— start of EXERCISE DATA —

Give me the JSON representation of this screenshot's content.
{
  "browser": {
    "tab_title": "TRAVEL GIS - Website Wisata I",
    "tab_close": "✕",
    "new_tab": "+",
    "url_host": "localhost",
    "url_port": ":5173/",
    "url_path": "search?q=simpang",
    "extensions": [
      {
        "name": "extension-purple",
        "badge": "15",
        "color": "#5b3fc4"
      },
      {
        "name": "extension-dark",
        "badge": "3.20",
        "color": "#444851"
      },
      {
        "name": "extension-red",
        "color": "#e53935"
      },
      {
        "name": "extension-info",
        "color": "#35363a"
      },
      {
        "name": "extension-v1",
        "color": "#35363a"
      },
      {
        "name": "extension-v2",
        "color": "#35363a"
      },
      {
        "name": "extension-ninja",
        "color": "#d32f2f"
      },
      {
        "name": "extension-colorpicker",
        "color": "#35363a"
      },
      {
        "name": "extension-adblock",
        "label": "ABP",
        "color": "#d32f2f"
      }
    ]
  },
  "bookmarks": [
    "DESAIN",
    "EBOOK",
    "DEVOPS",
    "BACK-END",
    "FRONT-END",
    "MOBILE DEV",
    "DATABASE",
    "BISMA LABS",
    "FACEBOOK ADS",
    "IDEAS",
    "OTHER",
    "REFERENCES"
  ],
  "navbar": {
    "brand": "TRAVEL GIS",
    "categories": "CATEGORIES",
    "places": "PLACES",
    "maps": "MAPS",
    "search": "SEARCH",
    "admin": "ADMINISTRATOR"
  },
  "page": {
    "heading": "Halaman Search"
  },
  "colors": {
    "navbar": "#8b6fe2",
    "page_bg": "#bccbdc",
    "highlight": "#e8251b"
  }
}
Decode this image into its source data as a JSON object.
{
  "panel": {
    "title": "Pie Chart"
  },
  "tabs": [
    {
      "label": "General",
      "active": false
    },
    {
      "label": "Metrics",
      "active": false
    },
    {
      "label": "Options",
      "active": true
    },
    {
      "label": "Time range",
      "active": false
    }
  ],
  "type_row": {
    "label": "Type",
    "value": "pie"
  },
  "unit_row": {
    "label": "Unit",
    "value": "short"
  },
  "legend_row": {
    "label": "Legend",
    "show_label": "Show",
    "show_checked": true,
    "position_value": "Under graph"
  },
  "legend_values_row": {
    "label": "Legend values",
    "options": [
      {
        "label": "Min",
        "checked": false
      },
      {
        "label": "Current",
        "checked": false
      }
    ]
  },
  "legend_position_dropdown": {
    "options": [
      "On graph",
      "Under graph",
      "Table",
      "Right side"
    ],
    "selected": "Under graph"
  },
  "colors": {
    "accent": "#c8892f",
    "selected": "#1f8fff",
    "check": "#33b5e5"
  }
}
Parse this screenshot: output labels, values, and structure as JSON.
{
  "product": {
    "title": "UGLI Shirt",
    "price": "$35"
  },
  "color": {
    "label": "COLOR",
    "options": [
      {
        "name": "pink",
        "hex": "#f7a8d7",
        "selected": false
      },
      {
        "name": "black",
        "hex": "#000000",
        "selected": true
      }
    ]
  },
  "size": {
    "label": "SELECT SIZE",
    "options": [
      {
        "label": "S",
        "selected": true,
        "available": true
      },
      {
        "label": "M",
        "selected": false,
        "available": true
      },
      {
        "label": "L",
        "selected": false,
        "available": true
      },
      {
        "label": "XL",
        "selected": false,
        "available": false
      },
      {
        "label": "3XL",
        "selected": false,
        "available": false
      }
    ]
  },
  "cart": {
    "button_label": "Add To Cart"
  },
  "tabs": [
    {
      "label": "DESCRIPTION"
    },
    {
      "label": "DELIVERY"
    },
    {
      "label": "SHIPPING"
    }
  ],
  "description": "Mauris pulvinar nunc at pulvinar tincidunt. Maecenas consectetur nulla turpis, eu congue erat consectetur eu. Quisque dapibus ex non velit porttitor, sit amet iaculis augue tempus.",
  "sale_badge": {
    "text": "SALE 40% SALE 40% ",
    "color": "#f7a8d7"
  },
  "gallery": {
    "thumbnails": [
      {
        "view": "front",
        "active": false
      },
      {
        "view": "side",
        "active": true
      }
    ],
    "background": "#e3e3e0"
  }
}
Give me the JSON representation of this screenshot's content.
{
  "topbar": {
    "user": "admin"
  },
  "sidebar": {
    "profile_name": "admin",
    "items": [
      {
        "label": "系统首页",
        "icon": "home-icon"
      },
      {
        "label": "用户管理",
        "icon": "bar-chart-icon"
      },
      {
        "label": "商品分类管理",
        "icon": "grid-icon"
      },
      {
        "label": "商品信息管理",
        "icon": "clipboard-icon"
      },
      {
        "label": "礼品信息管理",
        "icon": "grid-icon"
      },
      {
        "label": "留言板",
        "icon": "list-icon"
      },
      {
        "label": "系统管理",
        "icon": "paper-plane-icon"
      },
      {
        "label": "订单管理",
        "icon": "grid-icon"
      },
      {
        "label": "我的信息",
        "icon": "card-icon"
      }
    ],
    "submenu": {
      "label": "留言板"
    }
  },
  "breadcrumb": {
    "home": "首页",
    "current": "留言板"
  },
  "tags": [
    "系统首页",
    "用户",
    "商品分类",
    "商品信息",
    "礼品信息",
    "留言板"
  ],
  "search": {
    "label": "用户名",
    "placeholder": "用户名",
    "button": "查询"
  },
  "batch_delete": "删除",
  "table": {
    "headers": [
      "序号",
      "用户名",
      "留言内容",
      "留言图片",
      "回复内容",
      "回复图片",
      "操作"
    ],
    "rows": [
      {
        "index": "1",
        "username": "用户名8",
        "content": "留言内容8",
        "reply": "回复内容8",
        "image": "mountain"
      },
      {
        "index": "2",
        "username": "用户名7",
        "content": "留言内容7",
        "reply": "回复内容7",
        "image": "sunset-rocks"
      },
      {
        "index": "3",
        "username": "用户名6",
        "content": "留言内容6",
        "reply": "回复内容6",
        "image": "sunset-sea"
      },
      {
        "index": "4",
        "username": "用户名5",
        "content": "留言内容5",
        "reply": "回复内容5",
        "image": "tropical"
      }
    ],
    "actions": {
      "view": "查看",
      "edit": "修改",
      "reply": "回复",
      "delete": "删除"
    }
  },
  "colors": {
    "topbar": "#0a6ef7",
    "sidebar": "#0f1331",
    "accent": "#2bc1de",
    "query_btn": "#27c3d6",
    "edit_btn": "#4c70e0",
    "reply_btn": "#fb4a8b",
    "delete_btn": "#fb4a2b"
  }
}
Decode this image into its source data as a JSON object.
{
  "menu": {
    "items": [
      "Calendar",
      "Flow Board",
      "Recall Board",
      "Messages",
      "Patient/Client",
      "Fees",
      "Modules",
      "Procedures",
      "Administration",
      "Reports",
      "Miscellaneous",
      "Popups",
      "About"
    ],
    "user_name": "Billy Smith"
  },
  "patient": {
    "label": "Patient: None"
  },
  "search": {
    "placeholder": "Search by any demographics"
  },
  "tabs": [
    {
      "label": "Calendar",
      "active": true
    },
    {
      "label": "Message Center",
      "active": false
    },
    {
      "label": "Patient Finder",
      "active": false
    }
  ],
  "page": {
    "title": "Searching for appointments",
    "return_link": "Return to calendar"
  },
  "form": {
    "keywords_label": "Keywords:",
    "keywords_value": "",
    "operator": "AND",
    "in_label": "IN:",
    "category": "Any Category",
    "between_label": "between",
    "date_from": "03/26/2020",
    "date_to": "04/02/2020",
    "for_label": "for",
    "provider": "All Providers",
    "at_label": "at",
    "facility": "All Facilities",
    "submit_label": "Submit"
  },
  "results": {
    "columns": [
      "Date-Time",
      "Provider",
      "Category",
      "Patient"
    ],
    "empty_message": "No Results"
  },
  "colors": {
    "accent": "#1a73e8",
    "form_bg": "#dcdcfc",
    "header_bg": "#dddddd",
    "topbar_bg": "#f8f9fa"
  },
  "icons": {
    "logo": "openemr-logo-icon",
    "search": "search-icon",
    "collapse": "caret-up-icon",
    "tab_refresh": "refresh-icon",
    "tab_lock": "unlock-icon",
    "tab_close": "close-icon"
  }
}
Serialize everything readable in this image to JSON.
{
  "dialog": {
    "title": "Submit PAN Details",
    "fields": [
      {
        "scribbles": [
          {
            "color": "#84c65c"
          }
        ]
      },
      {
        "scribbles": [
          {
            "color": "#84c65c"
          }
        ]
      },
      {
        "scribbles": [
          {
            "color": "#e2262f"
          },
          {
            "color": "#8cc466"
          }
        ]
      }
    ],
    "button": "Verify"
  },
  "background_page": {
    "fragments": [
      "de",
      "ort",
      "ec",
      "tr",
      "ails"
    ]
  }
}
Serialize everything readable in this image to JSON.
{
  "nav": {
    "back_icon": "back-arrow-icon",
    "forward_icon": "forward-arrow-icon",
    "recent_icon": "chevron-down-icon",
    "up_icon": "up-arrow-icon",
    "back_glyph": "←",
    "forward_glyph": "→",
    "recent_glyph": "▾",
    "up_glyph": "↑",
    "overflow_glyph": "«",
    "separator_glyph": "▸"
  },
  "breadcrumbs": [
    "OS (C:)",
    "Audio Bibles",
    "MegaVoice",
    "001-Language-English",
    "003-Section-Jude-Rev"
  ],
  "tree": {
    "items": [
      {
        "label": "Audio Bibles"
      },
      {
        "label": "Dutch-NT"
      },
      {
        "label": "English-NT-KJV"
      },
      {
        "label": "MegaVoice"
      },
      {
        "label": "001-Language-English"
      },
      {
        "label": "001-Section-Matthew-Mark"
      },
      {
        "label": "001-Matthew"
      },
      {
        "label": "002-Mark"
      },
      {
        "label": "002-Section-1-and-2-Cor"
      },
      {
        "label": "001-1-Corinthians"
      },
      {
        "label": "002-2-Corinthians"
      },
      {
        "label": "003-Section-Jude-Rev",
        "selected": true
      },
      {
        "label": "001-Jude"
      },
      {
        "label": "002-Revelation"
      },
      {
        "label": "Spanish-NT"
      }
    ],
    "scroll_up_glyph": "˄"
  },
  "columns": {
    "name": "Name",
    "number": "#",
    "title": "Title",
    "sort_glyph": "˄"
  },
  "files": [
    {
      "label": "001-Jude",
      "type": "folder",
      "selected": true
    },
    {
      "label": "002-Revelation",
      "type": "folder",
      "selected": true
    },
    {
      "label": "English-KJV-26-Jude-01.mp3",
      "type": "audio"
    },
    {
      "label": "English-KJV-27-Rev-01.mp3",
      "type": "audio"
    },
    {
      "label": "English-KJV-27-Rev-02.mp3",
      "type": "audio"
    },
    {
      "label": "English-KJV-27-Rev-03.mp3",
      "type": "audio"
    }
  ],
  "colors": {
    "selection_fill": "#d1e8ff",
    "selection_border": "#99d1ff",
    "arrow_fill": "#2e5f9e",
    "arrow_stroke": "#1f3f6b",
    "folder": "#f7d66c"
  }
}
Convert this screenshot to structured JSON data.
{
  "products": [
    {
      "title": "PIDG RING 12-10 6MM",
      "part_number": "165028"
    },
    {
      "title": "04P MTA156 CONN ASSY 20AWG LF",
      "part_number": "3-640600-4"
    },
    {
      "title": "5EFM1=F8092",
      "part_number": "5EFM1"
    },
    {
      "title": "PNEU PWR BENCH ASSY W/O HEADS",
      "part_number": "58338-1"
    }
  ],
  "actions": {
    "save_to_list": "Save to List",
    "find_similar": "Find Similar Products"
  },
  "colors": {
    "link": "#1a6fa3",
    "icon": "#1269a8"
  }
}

— end of EXERCISE DATA —

INSTRUCTION: Search the preceding listing for the word "username" and pull out every line that holds it.

WRITTEN SOLUTION:
        "username": "用户名8",
        "username": "用户名7",
        "username": "用户名6",
        "username": "用户名5",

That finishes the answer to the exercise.